Records of where elements appear:
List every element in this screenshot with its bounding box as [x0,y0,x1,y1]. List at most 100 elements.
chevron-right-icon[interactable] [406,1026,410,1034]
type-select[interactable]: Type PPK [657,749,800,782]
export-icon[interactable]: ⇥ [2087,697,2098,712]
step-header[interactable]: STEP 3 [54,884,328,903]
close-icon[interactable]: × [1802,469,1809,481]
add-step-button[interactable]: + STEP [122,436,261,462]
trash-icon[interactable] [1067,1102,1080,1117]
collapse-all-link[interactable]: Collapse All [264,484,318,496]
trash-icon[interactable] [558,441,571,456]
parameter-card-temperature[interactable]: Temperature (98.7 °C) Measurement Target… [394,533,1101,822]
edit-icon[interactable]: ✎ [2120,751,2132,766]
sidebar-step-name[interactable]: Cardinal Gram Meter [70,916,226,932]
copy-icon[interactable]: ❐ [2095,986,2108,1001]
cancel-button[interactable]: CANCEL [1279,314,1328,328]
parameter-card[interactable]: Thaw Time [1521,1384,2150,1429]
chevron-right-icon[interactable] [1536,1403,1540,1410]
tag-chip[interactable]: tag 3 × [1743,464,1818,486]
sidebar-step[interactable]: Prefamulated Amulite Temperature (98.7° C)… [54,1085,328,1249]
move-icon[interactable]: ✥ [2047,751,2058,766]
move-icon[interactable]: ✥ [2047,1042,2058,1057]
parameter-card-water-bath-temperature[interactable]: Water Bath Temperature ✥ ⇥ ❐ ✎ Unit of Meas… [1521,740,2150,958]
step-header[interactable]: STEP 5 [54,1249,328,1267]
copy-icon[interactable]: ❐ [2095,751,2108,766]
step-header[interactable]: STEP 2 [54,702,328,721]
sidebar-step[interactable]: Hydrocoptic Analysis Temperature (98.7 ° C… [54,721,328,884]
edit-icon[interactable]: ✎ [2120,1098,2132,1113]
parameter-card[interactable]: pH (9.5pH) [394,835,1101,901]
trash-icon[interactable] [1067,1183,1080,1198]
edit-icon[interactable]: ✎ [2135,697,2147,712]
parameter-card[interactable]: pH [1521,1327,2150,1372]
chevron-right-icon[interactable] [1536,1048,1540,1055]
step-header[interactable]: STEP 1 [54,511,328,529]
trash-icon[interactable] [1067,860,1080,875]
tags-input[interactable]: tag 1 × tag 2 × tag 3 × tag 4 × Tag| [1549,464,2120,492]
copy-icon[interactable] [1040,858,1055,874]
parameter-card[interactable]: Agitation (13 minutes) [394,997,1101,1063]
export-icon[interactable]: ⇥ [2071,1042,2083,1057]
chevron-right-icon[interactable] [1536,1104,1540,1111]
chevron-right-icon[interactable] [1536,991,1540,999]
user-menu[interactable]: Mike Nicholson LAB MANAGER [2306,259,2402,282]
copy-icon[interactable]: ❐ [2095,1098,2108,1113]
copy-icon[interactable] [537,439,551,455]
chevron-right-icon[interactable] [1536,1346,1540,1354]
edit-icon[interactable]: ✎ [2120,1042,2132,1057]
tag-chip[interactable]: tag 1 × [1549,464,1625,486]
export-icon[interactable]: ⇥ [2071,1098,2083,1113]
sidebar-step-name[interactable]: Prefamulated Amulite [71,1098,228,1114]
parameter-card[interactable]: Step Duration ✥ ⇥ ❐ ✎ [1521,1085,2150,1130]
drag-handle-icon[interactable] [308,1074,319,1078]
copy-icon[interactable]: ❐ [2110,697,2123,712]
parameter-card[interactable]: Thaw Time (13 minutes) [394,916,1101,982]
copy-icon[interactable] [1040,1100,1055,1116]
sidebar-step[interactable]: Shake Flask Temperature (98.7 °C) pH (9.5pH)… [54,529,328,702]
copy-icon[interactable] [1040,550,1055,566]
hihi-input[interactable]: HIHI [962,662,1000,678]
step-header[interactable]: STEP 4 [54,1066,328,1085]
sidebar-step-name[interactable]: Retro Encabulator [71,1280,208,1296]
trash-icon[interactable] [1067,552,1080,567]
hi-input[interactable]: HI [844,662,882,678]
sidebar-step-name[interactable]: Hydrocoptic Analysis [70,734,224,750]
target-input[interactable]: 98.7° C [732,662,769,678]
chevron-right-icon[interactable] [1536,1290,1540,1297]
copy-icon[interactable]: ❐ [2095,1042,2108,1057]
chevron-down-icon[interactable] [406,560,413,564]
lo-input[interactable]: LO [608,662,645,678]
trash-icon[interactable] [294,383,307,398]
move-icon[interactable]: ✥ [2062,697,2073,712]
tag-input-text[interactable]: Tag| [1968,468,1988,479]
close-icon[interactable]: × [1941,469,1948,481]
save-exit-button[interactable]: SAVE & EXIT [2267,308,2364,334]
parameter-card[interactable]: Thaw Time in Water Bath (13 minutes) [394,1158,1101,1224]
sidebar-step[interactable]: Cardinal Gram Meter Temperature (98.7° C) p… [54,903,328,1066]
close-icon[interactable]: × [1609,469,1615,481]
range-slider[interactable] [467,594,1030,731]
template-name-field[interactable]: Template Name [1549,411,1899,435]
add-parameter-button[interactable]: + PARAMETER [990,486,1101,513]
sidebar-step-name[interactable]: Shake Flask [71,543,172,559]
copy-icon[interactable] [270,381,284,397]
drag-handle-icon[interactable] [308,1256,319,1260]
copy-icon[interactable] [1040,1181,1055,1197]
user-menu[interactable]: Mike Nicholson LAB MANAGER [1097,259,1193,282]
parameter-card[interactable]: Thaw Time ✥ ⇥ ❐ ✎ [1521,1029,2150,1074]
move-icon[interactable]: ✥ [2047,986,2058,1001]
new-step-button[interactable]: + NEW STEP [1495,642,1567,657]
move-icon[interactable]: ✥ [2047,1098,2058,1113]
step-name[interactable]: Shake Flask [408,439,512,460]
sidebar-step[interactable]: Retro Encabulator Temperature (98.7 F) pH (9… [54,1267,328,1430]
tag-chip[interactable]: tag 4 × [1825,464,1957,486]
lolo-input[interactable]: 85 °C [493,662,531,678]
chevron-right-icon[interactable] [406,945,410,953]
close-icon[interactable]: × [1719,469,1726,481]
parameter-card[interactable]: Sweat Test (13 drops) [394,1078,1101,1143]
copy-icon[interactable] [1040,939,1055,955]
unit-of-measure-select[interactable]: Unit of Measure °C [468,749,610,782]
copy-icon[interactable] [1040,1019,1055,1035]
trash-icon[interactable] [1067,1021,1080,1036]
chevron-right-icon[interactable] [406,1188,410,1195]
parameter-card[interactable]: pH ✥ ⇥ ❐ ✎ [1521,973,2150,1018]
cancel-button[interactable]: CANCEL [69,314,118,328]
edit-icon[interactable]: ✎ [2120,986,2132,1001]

● Problem to work on:
Can you duplicate these lines without a single change, covering all of them?

● Finished task:
List every element in this screenshot with its bounding box as [x0,y0,x1,y1]. List at most 100 elements.
chevron-right-icon[interactable] [406,1026,410,1034]
type-select[interactable]: Type PPK [657,749,800,782]
export-icon[interactable]: ⇥ [2087,697,2098,712]
step-header[interactable]: STEP 3 [54,884,328,903]
close-icon[interactable]: × [1802,469,1809,481]
add-step-button[interactable]: + STEP [122,436,261,462]
trash-icon[interactable] [1067,1102,1080,1117]
collapse-all-link[interactable]: Collapse All [264,484,318,496]
trash-icon[interactable] [558,441,571,456]
parameter-card-temperature[interactable]: Temperature (98.7 °C) Measurement Target… [394,533,1101,822]
edit-icon[interactable]: ✎ [2120,751,2132,766]
sidebar-step-name[interactable]: Cardinal Gram Meter [70,916,226,932]
copy-icon[interactable]: ❐ [2095,986,2108,1001]
cancel-button[interactable]: CANCEL [1279,314,1328,328]
parameter-card[interactable]: Thaw Time [1521,1384,2150,1429]
chevron-right-icon[interactable] [1536,1403,1540,1410]
tag-chip[interactable]: tag 3 × [1743,464,1818,486]
sidebar-step[interactable]: Prefamulated Amulite Temperature (98.7° C)… [54,1085,328,1249]
move-icon[interactable]: ✥ [2047,751,2058,766]
move-icon[interactable]: ✥ [2047,1042,2058,1057]
parameter-card-water-bath-temperature[interactable]: Water Bath Temperature ✥ ⇥ ❐ ✎ Unit of Meas… [1521,740,2150,958]
step-header[interactable]: STEP 5 [54,1249,328,1267]
copy-icon[interactable]: ❐ [2095,751,2108,766]
step-header[interactable]: STEP 2 [54,702,328,721]
sidebar-step[interactable]: Hydrocoptic Analysis Temperature (98.7 ° C… [54,721,328,884]
edit-icon[interactable]: ✎ [2120,1098,2132,1113]
parameter-card[interactable]: pH (9.5pH) [394,835,1101,901]
trash-icon[interactable] [1067,1183,1080,1198]
edit-icon[interactable]: ✎ [2135,697,2147,712]
parameter-card[interactable]: pH [1521,1327,2150,1372]
chevron-right-icon[interactable] [1536,1048,1540,1055]
step-header[interactable]: STEP 1 [54,511,328,529]
trash-icon[interactable] [1067,860,1080,875]
tags-input[interactable]: tag 1 × tag 2 × tag 3 × tag 4 × Tag| [1549,464,2120,492]
copy-icon[interactable] [1040,858,1055,874]
parameter-card[interactable]: Agitation (13 minutes) [394,997,1101,1063]
export-icon[interactable]: ⇥ [2071,1042,2083,1057]
chevron-right-icon[interactable] [1536,1104,1540,1111]
chevron-right-icon[interactable] [1536,991,1540,999]
user-menu[interactable]: Mike Nicholson LAB MANAGER [2306,259,2402,282]
copy-icon[interactable]: ❐ [2095,1098,2108,1113]
copy-icon[interactable] [537,439,551,455]
chevron-right-icon[interactable] [1536,1346,1540,1354]
edit-icon[interactable]: ✎ [2120,1042,2132,1057]
tag-chip[interactable]: tag 1 × [1549,464,1625,486]
export-icon[interactable]: ⇥ [2071,1098,2083,1113]
sidebar-step-name[interactable]: Prefamulated Amulite [71,1098,228,1114]
parameter-card[interactable]: Step Duration ✥ ⇥ ❐ ✎ [1521,1085,2150,1130]
drag-handle-icon[interactable] [308,1074,319,1078]
copy-icon[interactable]: ❐ [2110,697,2123,712]
parameter-card[interactable]: Thaw Time (13 minutes) [394,916,1101,982]
copy-icon[interactable] [1040,1100,1055,1116]
sidebar-step[interactable]: Shake Flask Temperature (98.7 °C) pH (9.5pH)… [54,529,328,702]
copy-icon[interactable] [1040,550,1055,566]
hihi-input[interactable]: HIHI [962,662,1000,678]
step-header[interactable]: STEP 4 [54,1066,328,1085]
sidebar-step-name[interactable]: Retro Encabulator [71,1280,208,1296]
trash-icon[interactable] [1067,552,1080,567]
hi-input[interactable]: HI [844,662,882,678]
sidebar-step-name[interactable]: Hydrocoptic Analysis [70,734,224,750]
target-input[interactable]: 98.7° C [732,662,769,678]
chevron-right-icon[interactable] [1536,1290,1540,1297]
copy-icon[interactable]: ❐ [2095,1042,2108,1057]
chevron-down-icon[interactable] [406,560,413,564]
lo-input[interactable]: LO [608,662,645,678]
trash-icon[interactable] [294,383,307,398]
move-icon[interactable]: ✥ [2062,697,2073,712]
tag-input-text[interactable]: Tag| [1968,468,1988,479]
close-icon[interactable]: × [1941,469,1948,481]
save-exit-button[interactable]: SAVE & EXIT [2267,308,2364,334]
parameter-card[interactable]: Thaw Time in Water Bath (13 minutes) [394,1158,1101,1224]
sidebar-step[interactable]: Cardinal Gram Meter Temperature (98.7° C) p… [54,903,328,1066]
close-icon[interactable]: × [1609,469,1615,481]
range-slider[interactable] [467,594,1030,731]
template-name-field[interactable]: Template Name [1549,411,1899,435]
add-parameter-button[interactable]: + PARAMETER [990,486,1101,513]
sidebar-step-name[interactable]: Shake Flask [71,543,172,559]
copy-icon[interactable] [270,381,284,397]
drag-handle-icon[interactable] [308,1256,319,1260]
copy-icon[interactable] [1040,1181,1055,1197]
user-menu[interactable]: Mike Nicholson LAB MANAGER [1097,259,1193,282]
parameter-card[interactable]: Thaw Time ✥ ⇥ ❐ ✎ [1521,1029,2150,1074]
move-icon[interactable]: ✥ [2047,986,2058,1001]
new-step-button[interactable]: + NEW STEP [1495,642,1567,657]
move-icon[interactable]: ✥ [2047,1098,2058,1113]
step-name[interactable]: Shake Flask [408,439,512,460]
sidebar-step[interactable]: Retro Encabulator Temperature (98.7 F) pH (9… [54,1267,328,1430]
tag-chip[interactable]: tag 4 × [1825,464,1957,486]
lolo-input[interactable]: 85 °C [493,662,531,678]
chevron-right-icon[interactable] [406,945,410,953]
close-icon[interactable]: × [1719,469,1726,481]
parameter-card[interactable]: Sweat Test (13 drops) [394,1078,1101,1143]
copy-icon[interactable] [1040,939,1055,955]
unit-of-measure-select[interactable]: Unit of Measure °C [468,749,610,782]
copy-icon[interactable] [1040,1019,1055,1035]
trash-icon[interactable] [1067,1021,1080,1036]
chevron-right-icon[interactable] [406,1188,410,1195]
parameter-card[interactable]: pH ✥ ⇥ ❐ ✎ [1521,973,2150,1018]
cancel-button[interactable]: CANCEL [69,314,118,328]
edit-icon[interactable]: ✎ [2120,986,2132,1001]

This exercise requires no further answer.